> _Estratto scelto_:
--------
IL DIO EGOISMO

Credo che la mentalità verso cui stiamo andando e a cui siamo già parzialmente arrivati sia completamente sbagliata.
I Giovani, e con giovani intendo quella categoria di persone a cui ancora non si da del “Lei“, ma che già cammina e comincia a contrapporsi ai genitori (oggi, dai dodici ai trentacinque anni), non sanno più quale sia il loro compito. E questo, forse, per il semplice motivo che un compito non vogliono averlo. I Giovani fanno fare tutto agli adulti; io, per primo, mi sento costantemente alla ricerca di una via alternativa alla completa responsabilità di me stesso. Figurarsi assumersi la responsabilità di un figlio. Ed è proprio per questo motivo che i figli si fanno dopo i trentacinque anni… e soprattutto se ne fanno pochi!
L’Europa era ed è definita “Vecchio Continente” e non è mai stata una definizione così vera. Sempre più sono gli anziani e sempre meno sono i giovani. Ci stiamo “auto-annullando”. Il che è strano… dimostra come sia uniforme la mentalità della nostra civiltà. Come ci stiamo avvicinando sempre di più ad essere una “grande massa informe i cui componenti pensano e fanno tutti le stesse cose”. Basterebbe che ogni singolo pensasse non all’impedimento e alla limitazione cui un figlio può portare ma a tutto ciò che di positivo può esserci dietro ad una così, già di per sè, bellissima. Cerchiamo, con la medicina, di giungere all’immortalità e non vogliamo capire quanto il figlio sia simbolo di continuità e, se è il caso, di immortalità. Come una Fenice rinasce dalle proprie ceneri, anche noi rinasceremo da nostro figlio o dai nostri figli. Crescere un figlio io la vedo come un’ esperienza esaltante… parlo da inesperto, sia chiaro, ma vivere prima l’ infanzia e poi l’adolescenza del proprio figlio penso sia come tornare giovani… non ci sarebbe più bisogno di lifting, di andare in palestra o di farsi le lampade, basterebbe “vivere il proprio bambino”. Rivedere in lui la propria adolescenza, il proprio sviluppo… penso che se già, vivere è stupendo, avere un figlio sia vivere una seconda volta: chi non farebbe il “bis” di un piatto prelibato? È solo questione, oltre tutto, di smettere di essere egoisti. Bisogna capire che la tanto enfatizzata Società ha bisogno dell’aiuto di ognuno dei suoi componenti. E se i componenti “finiscono”, ci si ritroverà presto in balia di un'altra società che ha ampliato così tanto se stessa da avere bisogno anche dello spazio che non le appartiene. Perché credete che la gente non faccia figli? Perché teme di non saperne assumere le responsabilità? Perché ha paura di non potergli dedicare molto tempo? Nessuno di questi casi. La risposta esatta è: “Perché sono egoisti”. Casi specifici come quello di Oriana Fallaci hanno dimostrato che si può dare un contributo alla società di cui tutti tanto parlano senza avere eredi ma l’80% della gente non vuole avere figli perché altrimenti non può andare in discoteca.
--------
> _Dati forniti_:
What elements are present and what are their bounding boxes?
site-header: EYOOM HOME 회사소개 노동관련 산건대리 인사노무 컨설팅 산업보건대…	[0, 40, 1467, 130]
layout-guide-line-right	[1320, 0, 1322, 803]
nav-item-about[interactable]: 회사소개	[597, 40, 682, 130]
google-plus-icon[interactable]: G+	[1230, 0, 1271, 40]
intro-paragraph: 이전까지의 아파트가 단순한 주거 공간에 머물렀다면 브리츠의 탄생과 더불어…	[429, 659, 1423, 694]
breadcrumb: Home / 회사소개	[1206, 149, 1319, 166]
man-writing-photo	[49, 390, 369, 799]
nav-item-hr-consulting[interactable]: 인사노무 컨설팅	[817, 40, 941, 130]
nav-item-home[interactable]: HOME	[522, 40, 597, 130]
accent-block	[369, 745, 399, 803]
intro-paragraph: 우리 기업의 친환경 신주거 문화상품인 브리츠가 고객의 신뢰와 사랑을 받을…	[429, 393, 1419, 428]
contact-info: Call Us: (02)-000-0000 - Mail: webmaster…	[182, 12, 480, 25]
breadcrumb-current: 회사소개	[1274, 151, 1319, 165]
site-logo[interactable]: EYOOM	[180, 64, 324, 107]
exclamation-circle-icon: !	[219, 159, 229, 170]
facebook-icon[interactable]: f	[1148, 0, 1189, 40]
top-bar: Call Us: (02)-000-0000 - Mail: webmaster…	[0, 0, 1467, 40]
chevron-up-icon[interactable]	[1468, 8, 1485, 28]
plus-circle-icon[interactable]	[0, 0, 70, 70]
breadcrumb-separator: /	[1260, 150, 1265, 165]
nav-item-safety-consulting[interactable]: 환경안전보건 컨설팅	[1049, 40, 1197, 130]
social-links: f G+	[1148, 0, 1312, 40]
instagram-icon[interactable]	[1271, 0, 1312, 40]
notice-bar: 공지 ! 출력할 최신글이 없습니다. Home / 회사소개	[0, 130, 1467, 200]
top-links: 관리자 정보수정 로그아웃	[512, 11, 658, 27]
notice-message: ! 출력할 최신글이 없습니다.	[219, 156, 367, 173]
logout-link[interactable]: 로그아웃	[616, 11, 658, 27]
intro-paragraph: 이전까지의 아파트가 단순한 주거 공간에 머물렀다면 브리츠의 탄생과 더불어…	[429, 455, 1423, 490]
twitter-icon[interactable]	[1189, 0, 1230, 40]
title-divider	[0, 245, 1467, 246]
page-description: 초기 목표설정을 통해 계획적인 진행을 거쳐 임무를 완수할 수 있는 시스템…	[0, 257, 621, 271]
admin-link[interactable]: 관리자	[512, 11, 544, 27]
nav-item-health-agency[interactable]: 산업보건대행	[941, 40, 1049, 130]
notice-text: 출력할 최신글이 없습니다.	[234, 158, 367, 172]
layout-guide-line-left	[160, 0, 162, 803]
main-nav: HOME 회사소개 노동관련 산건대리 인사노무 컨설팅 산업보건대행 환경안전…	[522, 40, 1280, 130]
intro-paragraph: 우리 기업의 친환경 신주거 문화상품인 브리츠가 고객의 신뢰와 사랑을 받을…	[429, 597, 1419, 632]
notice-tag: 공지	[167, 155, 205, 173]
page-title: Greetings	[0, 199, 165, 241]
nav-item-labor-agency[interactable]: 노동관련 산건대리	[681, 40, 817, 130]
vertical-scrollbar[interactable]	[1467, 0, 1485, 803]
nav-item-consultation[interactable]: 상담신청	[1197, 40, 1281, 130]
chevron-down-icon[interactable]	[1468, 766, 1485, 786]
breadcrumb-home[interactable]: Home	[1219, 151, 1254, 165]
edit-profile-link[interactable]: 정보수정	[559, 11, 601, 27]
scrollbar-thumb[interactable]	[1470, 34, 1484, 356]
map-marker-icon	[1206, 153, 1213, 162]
--------
> _Cose da fare_:
A – Nel testo sul dio egoismo, quale fascia d'età comprende oggi la categoria dei giovani?
B – Riporta il passo del testo sul dio egoismo che comincia con "IL DIO EGOISMO" e va avanti fino a "ne fanno pochi!", cambiando "genitori" in "padri".
C – Prosegui, per favore, il testo sul dio egoismo dopo la sua ultima frase.

> _Le tue risposte_:
A – Dai dodici ai trentacinque anni.

B –
IL DIO EGOISMO

Credo che la mentalità verso cui stiamo andando e a cui siamo già parzialmente arrivati sia completamente sbagliata.
I Giovani, e con giovani intendo quella categoria di persone a cui ancora non si da del “Lei“, ma che già cammina e comincia a contrapporsi ai padri (oggi, dai dodici ai trentacinque anni), non sanno più quale sia il loro compito. E questo, forse, per il semplice motivo che un compito non vogliono averlo. I Giovani fanno fare tutto agli adulti; io, per primo, mi sento costantemente alla ricerca di una via alternativa alla completa responsabilità di me stesso. Figurarsi assumersi la responsabilità di un figlio. Ed è proprio per questo motivo che i figli si fanno dopo i trentacinque anni… e soprattutto se ne fanno pochi!

C –
A parere mio questa non è che una delle tantissime manifestazioni dell’egoismo, peggio, dell’ egocentrismo che regna nella nostra società. Egoismo è un Dio potente che sta prendendo il sopravvento nell’animo di ciascuno… insieme al Dio Denaro sta rovinando la nostra società. Ci sta trasformando in amebe accondiscendenti e passive che non fanno altro che “seguire l’onda”. Il tempo dei salmoni, quelli che vanno contro corrente, è ormai finito!…basta, ora, tutti dentro la corrente; fino a nuovo ordine!